#### Instructions to follow
Omit all images. Transcribe the rest of the material below exactly.

#### Dataset items
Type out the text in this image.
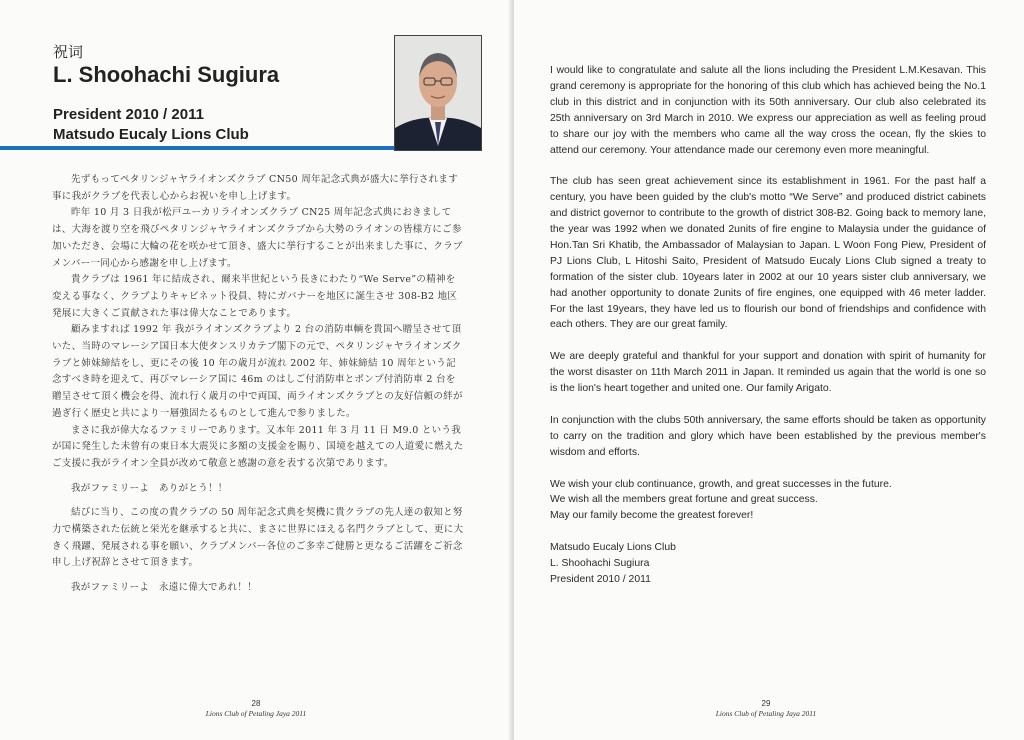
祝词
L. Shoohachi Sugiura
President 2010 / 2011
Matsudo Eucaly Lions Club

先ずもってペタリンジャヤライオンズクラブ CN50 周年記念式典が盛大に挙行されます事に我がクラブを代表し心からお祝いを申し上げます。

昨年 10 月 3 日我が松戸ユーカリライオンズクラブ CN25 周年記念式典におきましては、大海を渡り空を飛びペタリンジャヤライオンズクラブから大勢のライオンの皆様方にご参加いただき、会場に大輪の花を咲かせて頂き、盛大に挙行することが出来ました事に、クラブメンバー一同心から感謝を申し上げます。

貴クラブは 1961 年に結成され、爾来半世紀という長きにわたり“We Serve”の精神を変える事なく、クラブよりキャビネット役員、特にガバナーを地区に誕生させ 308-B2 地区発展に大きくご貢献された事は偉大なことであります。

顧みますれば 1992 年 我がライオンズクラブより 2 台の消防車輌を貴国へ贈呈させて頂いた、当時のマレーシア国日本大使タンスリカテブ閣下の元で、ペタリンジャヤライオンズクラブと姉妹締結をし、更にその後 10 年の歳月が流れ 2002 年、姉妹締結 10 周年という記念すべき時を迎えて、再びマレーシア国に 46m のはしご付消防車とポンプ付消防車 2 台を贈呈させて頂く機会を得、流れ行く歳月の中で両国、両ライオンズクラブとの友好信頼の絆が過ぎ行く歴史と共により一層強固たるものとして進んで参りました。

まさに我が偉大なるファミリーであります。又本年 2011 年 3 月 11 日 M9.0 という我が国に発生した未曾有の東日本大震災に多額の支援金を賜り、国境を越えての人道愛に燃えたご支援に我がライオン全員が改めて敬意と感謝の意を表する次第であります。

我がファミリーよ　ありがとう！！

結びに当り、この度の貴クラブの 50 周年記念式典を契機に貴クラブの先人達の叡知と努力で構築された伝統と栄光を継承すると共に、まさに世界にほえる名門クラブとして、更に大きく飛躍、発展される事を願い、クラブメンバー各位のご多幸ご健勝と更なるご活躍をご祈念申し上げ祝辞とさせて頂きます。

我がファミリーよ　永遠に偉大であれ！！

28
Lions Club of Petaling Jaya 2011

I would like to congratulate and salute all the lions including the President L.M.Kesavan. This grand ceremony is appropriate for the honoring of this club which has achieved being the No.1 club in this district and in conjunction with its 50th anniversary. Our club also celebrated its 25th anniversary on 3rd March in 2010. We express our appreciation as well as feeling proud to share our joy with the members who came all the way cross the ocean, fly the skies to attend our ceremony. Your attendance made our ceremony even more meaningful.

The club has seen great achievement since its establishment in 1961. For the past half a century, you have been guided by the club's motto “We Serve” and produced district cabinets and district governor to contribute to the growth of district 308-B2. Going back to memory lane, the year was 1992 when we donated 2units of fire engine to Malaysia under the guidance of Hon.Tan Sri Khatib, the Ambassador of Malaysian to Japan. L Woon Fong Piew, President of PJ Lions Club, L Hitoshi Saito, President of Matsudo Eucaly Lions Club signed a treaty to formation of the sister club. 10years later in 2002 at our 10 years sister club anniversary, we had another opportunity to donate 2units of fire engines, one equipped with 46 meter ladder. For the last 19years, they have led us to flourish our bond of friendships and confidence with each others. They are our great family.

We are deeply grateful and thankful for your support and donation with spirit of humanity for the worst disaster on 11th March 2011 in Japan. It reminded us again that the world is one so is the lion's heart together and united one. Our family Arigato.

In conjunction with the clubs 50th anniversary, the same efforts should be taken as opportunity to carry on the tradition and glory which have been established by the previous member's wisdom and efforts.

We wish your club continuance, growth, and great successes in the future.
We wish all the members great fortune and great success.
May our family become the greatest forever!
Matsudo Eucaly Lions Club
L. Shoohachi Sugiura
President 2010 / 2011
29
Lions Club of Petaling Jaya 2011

#### Solution below
Type out the text in this image.
祝词
L. Shoohachi Sugiura
President 2010 / 2011
Matsudo Eucaly Lions Club

先ずもってペタリンジャヤライオンズクラブ CN50 周年記念式典が盛大に挙行されます事に我がクラブを代表し心からお祝いを申し上げます。

昨年 10 月 3 日我が松戸ユーカリライオンズクラブ CN25 周年記念式典におきましては、大海を渡り空を飛びペタリンジャヤライオンズクラブから大勢のライオンの皆様方にご参加いただき、会場に大輪の花を咲かせて頂き、盛大に挙行することが出来ました事に、クラブメンバー一同心から感謝を申し上げます。

貴クラブは 1961 年に結成され、爾来半世紀という長きにわたり“We Serve”の精神を変える事なく、クラブよりキャビネット役員、特にガバナーを地区に誕生させ 308-B2 地区発展に大きくご貢献された事は偉大なことであります。

顧みますれば 1992 年 我がライオンズクラブより 2 台の消防車輌を貴国へ贈呈させて頂いた、当時のマレーシア国日本大使タンスリカテブ閣下の元で、ペタリンジャヤライオンズクラブと姉妹締結をし、更にその後 10 年の歳月が流れ 2002 年、姉妹締結 10 周年という記念すべき時を迎えて、再びマレーシア国に 46m のはしご付消防車とポンプ付消防車 2 台を贈呈させて頂く機会を得、流れ行く歳月の中で両国、両ライオンズクラブとの友好信頼の絆が過ぎ行く歴史と共により一層強固たるものとして進んで参りました。

まさに我が偉大なるファミリーであります。又本年 2011 年 3 月 11 日 M9.0 という我が国に発生した未曾有の東日本大震災に多額の支援金を賜り、国境を越えての人道愛に燃えたご支援に我がライオン全員が改めて敬意と感謝の意を表する次第であります。

我がファミリーよ　ありがとう！！

結びに当り、この度の貴クラブの 50 周年記念式典を契機に貴クラブの先人達の叡知と努力で構築された伝統と栄光を継承すると共に、まさに世界にほえる名門クラブとして、更に大きく飛躍、発展される事を願い、クラブメンバー各位のご多幸ご健勝と更なるご活躍をご祈念申し上げ祝辞とさせて頂きます。

我がファミリーよ　永遠に偉大であれ！！

28
Lions Club of Petaling Jaya 2011

I would like to congratulate and salute all the lions including the President L.M.Kesavan. This grand ceremony is appropriate for the honoring of this club which has achieved being the No.1 club in this district and in conjunction with its 50th anniversary. Our club also celebrated its 25th anniversary on 3rd March in 2010. We express our appreciation as well as feeling proud to share our joy with the members who came all the way cross the ocean, fly the skies to attend our ceremony. Your attendance made our ceremony even more meaningful.

The club has seen great achievement since its establishment in 1961. For the past half a century, you have been guided by the club's motto “We Serve” and produced district cabinets and district governor to contribute to the growth of district 308-B2. Going back to memory lane, the year was 1992 when we donated 2units of fire engine to Malaysia under the guidance of Hon.Tan Sri Khatib, the Ambassador of Malaysian to Japan. L Woon Fong Piew, President of PJ Lions Club, L Hitoshi Saito, President of Matsudo Eucaly Lions Club signed a treaty to formation of the sister club. 10years later in 2002 at our 10 years sister club anniversary, we had another opportunity to donate 2units of fire engines, one equipped with 46 meter ladder. For the last 19years, they have led us to flourish our bond of friendships and confidence with each others. They are our great family.

We are deeply grateful and thankful for your support and donation with spirit of humanity for the worst disaster on 11th March 2011 in Japan. It reminded us again that the world is one so is the lion's heart together and united one. Our family Arigato.

In conjunction with the clubs 50th anniversary, the same efforts should be taken as opportunity to carry on the tradition and glory which have been established by the previous member's wisdom and efforts.

We wish your club continuance, growth, and great successes in the future.
We wish all the members great fortune and great success.
May our family become the greatest forever!
Matsudo Eucaly Lions Club
L. Shoohachi Sugiura
President 2010 / 2011
29
Lions Club of Petaling Jaya 2011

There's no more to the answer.